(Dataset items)
^^^^^^^^

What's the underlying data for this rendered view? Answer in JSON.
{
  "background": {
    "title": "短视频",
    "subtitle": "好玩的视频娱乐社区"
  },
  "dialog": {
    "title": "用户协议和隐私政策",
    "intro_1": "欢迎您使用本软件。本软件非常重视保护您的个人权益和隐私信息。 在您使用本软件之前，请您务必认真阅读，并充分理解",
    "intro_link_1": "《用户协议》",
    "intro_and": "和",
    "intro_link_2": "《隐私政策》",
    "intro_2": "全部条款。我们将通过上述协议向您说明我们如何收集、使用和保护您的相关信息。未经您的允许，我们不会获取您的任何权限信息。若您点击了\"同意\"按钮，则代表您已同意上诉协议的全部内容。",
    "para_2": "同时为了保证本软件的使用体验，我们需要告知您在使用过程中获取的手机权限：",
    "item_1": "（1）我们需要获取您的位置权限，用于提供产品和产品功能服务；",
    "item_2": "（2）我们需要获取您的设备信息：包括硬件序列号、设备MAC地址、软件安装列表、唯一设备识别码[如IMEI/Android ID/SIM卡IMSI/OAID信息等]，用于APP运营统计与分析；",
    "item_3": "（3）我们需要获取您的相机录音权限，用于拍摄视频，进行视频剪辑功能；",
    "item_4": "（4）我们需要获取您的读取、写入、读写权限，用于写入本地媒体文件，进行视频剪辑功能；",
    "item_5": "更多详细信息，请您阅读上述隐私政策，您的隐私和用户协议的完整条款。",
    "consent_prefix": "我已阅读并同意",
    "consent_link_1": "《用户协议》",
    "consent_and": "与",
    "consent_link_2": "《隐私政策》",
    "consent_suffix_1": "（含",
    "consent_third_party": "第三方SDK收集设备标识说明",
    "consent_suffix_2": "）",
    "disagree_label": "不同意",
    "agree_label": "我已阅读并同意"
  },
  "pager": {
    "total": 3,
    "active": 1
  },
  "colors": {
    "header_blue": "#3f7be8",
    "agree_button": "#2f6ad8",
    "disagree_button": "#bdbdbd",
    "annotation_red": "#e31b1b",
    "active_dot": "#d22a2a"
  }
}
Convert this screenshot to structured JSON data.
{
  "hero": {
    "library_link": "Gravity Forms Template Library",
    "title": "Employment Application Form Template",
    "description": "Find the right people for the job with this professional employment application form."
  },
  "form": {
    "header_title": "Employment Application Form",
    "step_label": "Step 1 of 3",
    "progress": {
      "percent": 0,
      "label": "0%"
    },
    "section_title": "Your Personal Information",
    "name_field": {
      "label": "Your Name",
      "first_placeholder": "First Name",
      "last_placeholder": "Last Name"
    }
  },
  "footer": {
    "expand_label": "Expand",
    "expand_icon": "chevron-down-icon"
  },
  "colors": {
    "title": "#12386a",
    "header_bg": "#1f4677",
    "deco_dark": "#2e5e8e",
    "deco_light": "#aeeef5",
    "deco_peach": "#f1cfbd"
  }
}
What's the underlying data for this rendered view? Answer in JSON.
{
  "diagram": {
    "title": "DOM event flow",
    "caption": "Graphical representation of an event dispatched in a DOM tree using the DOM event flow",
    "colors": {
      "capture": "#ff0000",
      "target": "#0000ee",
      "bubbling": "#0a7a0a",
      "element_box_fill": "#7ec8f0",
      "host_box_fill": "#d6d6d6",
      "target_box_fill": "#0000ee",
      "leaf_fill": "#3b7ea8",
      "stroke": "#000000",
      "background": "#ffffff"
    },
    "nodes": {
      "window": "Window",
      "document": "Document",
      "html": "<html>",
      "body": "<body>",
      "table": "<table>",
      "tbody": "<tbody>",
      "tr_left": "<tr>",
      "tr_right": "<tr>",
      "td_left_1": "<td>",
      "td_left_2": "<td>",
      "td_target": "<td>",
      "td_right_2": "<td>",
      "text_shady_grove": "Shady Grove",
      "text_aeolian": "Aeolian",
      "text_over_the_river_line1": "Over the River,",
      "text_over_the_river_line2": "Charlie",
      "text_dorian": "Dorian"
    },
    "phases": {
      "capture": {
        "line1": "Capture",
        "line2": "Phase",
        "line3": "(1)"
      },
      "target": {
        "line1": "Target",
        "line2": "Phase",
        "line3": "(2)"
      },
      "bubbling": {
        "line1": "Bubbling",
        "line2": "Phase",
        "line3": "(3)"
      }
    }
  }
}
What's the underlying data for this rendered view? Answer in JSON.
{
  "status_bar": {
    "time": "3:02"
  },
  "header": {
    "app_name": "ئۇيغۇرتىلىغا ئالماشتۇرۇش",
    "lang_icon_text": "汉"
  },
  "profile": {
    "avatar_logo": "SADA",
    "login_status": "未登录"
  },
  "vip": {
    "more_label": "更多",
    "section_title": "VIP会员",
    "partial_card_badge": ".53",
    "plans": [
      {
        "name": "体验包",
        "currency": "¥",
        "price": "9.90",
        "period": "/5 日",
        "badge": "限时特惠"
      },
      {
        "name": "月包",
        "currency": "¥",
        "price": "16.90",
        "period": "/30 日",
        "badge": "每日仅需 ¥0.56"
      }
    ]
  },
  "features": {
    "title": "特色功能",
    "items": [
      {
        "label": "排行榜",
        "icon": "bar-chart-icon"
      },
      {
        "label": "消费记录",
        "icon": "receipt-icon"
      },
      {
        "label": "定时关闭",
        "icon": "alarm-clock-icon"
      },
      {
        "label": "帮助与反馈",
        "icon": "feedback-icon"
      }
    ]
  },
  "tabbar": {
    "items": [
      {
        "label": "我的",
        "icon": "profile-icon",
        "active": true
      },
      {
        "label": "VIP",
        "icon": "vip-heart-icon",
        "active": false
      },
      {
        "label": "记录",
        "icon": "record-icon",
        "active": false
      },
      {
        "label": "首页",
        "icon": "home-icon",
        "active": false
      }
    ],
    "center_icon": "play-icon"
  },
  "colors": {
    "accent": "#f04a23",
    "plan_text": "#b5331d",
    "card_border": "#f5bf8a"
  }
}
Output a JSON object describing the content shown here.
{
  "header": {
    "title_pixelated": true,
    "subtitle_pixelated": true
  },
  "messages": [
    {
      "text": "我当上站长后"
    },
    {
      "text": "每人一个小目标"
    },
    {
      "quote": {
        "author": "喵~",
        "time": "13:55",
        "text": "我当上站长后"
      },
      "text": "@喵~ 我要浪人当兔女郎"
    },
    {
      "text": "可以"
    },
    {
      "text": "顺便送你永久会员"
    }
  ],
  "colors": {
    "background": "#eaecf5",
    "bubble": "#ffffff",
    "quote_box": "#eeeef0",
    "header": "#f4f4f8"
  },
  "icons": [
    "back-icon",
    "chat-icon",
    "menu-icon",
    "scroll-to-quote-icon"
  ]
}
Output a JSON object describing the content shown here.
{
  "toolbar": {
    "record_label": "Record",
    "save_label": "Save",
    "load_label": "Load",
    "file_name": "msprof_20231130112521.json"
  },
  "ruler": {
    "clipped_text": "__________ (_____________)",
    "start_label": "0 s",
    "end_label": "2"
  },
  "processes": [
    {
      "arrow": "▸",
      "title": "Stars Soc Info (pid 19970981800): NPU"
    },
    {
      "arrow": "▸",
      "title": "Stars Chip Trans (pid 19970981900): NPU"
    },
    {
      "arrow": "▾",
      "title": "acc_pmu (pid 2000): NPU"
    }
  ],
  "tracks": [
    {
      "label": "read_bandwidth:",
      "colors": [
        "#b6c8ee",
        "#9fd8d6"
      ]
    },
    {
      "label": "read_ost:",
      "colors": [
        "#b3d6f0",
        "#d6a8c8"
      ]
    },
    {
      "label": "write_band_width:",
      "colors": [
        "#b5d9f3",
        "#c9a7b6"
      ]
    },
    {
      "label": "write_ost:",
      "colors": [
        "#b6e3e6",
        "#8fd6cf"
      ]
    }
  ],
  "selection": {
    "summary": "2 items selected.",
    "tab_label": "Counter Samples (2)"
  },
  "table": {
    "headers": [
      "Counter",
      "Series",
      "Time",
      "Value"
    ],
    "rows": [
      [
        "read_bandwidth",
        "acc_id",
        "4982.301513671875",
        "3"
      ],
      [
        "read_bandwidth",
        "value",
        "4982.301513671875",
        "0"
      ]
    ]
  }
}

^^^^^^^^

# PROBLEM DETAILS
Take every line from the data above that holds "我已阅读并同意" and copy it out.

# EXERCISE RESULT
    "consent_prefix": "我已阅读并同意",
    "agree_label": "我已阅读并同意"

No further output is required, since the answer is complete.